### Source records
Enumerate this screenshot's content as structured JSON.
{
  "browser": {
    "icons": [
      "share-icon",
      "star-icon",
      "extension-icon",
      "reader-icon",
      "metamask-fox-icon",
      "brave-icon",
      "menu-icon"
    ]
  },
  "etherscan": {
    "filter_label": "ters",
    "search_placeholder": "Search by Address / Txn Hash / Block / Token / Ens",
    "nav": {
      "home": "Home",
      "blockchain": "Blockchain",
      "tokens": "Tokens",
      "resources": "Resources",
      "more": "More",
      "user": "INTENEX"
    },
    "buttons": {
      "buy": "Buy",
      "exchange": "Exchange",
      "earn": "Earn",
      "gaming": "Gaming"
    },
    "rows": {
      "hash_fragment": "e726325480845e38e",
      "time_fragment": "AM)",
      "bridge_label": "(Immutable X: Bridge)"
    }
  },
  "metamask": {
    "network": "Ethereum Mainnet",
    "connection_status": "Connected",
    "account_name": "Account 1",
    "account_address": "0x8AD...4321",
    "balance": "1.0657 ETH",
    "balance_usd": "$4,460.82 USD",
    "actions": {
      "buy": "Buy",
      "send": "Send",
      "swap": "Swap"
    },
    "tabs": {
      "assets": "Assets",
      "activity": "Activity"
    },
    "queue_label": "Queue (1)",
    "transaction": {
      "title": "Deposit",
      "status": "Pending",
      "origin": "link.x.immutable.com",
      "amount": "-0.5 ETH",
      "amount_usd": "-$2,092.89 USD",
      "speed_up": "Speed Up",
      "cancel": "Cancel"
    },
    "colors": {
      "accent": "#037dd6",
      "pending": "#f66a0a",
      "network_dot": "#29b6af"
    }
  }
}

### What is asked
Retype all of the data shown above, word for word.

### Answer for the task
Enumerate this screenshot's content as structured JSON.
{
  "browser": {
    "icons": [
      "share-icon",
      "star-icon",
      "extension-icon",
      "reader-icon",
      "metamask-fox-icon",
      "brave-icon",
      "menu-icon"
    ]
  },
  "etherscan": {
    "filter_label": "ters",
    "search_placeholder": "Search by Address / Txn Hash / Block / Token / Ens",
    "nav": {
      "home": "Home",
      "blockchain": "Blockchain",
      "tokens": "Tokens",
      "resources": "Resources",
      "more": "More",
      "user": "INTENEX"
    },
    "buttons": {
      "buy": "Buy",
      "exchange": "Exchange",
      "earn": "Earn",
      "gaming": "Gaming"
    },
    "rows": {
      "hash_fragment": "e726325480845e38e",
      "time_fragment": "AM)",
      "bridge_label": "(Immutable X: Bridge)"
    }
  },
  "metamask": {
    "network": "Ethereum Mainnet",
    "connection_status": "Connected",
    "account_name": "Account 1",
    "account_address": "0x8AD...4321",
    "balance": "1.0657 ETH",
    "balance_usd": "$4,460.82 USD",
    "actions": {
      "buy": "Buy",
      "send": "Send",
      "swap": "Swap"
    },
    "tabs": {
      "assets": "Assets",
      "activity": "Activity"
    },
    "queue_label": "Queue (1)",
    "transaction": {
      "title": "Deposit",
      "status": "Pending",
      "origin": "link.x.immutable.com",
      "amount": "-0.5 ETH",
      "amount_usd": "-$2,092.89 USD",
      "speed_up": "Speed Up",
      "cancel": "Cancel"
    },
    "colors": {
      "accent": "#037dd6",
      "pending": "#f66a0a",
      "network_dot": "#29b6af"
    }
  }
}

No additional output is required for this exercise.